(Rows from a dataset)
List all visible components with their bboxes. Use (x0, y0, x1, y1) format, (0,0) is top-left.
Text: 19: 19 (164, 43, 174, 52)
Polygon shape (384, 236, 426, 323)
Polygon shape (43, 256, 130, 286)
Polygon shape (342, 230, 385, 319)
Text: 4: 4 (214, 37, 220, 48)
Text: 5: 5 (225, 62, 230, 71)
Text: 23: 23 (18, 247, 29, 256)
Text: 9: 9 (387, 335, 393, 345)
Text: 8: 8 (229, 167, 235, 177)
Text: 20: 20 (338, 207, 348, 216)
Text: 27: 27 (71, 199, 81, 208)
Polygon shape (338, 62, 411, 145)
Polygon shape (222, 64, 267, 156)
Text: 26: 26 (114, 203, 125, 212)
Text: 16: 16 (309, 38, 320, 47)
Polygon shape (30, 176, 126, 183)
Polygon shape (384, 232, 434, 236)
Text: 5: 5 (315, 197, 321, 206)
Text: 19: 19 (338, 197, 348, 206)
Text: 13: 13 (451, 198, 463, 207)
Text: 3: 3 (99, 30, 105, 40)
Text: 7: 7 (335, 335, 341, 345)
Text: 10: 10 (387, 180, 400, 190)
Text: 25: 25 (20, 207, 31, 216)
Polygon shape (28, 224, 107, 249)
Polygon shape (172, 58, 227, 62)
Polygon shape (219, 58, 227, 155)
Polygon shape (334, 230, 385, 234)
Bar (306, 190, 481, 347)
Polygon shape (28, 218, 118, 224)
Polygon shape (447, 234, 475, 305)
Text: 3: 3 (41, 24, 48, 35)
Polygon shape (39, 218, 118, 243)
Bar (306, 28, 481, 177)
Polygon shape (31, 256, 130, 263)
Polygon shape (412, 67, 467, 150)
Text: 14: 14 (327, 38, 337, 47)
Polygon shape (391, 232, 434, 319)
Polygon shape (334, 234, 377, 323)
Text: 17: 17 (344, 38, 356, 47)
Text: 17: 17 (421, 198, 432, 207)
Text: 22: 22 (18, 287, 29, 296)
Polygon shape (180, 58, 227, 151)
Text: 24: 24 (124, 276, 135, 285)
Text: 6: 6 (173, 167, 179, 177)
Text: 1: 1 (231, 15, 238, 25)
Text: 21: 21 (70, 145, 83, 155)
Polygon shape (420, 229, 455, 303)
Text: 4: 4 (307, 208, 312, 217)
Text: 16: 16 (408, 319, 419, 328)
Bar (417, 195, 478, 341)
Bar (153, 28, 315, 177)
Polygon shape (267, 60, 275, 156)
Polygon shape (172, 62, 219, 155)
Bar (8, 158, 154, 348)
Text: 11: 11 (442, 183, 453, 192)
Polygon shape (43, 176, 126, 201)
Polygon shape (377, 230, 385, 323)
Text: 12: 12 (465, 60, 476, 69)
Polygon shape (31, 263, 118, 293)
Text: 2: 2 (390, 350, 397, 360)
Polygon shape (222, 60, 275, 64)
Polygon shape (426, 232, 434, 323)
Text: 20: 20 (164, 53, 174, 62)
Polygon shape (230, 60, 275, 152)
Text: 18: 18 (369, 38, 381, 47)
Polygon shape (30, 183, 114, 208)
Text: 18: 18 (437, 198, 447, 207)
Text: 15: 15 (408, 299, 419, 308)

**Short problem:** Could you reproduce all of the data above word for word?

**Finished exercise:**
List all visible components with their bboxes. Use (x0, y0, x1, y1) format, (0,0) is top-left.
Text: 19: 19 (164, 43, 174, 52)
Polygon shape (384, 236, 426, 323)
Polygon shape (43, 256, 130, 286)
Polygon shape (342, 230, 385, 319)
Text: 4: 4 (214, 37, 220, 48)
Text: 5: 5 (225, 62, 230, 71)
Text: 23: 23 (18, 247, 29, 256)
Text: 9: 9 (387, 335, 393, 345)
Text: 8: 8 (229, 167, 235, 177)
Text: 20: 20 (338, 207, 348, 216)
Text: 27: 27 (71, 199, 81, 208)
Polygon shape (338, 62, 411, 145)
Polygon shape (222, 64, 267, 156)
Text: 26: 26 (114, 203, 125, 212)
Text: 16: 16 (309, 38, 320, 47)
Polygon shape (30, 176, 126, 183)
Polygon shape (384, 232, 434, 236)
Text: 5: 5 (315, 197, 321, 206)
Text: 19: 19 (338, 197, 348, 206)
Text: 13: 13 (451, 198, 463, 207)
Text: 3: 3 (99, 30, 105, 40)
Text: 7: 7 (335, 335, 341, 345)
Text: 10: 10 (387, 180, 400, 190)
Text: 25: 25 (20, 207, 31, 216)
Polygon shape (28, 224, 107, 249)
Polygon shape (172, 58, 227, 62)
Polygon shape (219, 58, 227, 155)
Polygon shape (334, 230, 385, 234)
Bar (306, 190, 481, 347)
Polygon shape (28, 218, 118, 224)
Polygon shape (447, 234, 475, 305)
Text: 3: 3 (41, 24, 48, 35)
Polygon shape (39, 218, 118, 243)
Bar (306, 28, 481, 177)
Polygon shape (31, 256, 130, 263)
Polygon shape (412, 67, 467, 150)
Text: 14: 14 (327, 38, 337, 47)
Polygon shape (391, 232, 434, 319)
Polygon shape (334, 234, 377, 323)
Text: 17: 17 (344, 38, 356, 47)
Text: 17: 17 (421, 198, 432, 207)
Text: 22: 22 (18, 287, 29, 296)
Polygon shape (180, 58, 227, 151)
Text: 24: 24 (124, 276, 135, 285)
Text: 6: 6 (173, 167, 179, 177)
Text: 1: 1 (231, 15, 238, 25)
Text: 21: 21 (70, 145, 83, 155)
Polygon shape (420, 229, 455, 303)
Text: 4: 4 (307, 208, 312, 217)
Text: 16: 16 (408, 319, 419, 328)
Bar (417, 195, 478, 341)
Bar (153, 28, 315, 177)
Polygon shape (267, 60, 275, 156)
Polygon shape (172, 62, 219, 155)
Bar (8, 158, 154, 348)
Text: 11: 11 (442, 183, 453, 192)
Polygon shape (43, 176, 126, 201)
Polygon shape (377, 230, 385, 323)
Text: 12: 12 (465, 60, 476, 69)
Polygon shape (31, 263, 118, 293)
Text: 2: 2 (390, 350, 397, 360)
Polygon shape (222, 60, 275, 64)
Polygon shape (426, 232, 434, 323)
Text: 20: 20 (164, 53, 174, 62)
Polygon shape (230, 60, 275, 152)
Text: 18: 18 (369, 38, 381, 47)
Polygon shape (30, 183, 114, 208)
Text: 18: 18 (437, 198, 447, 207)
Text: 15: 15 (408, 299, 419, 308)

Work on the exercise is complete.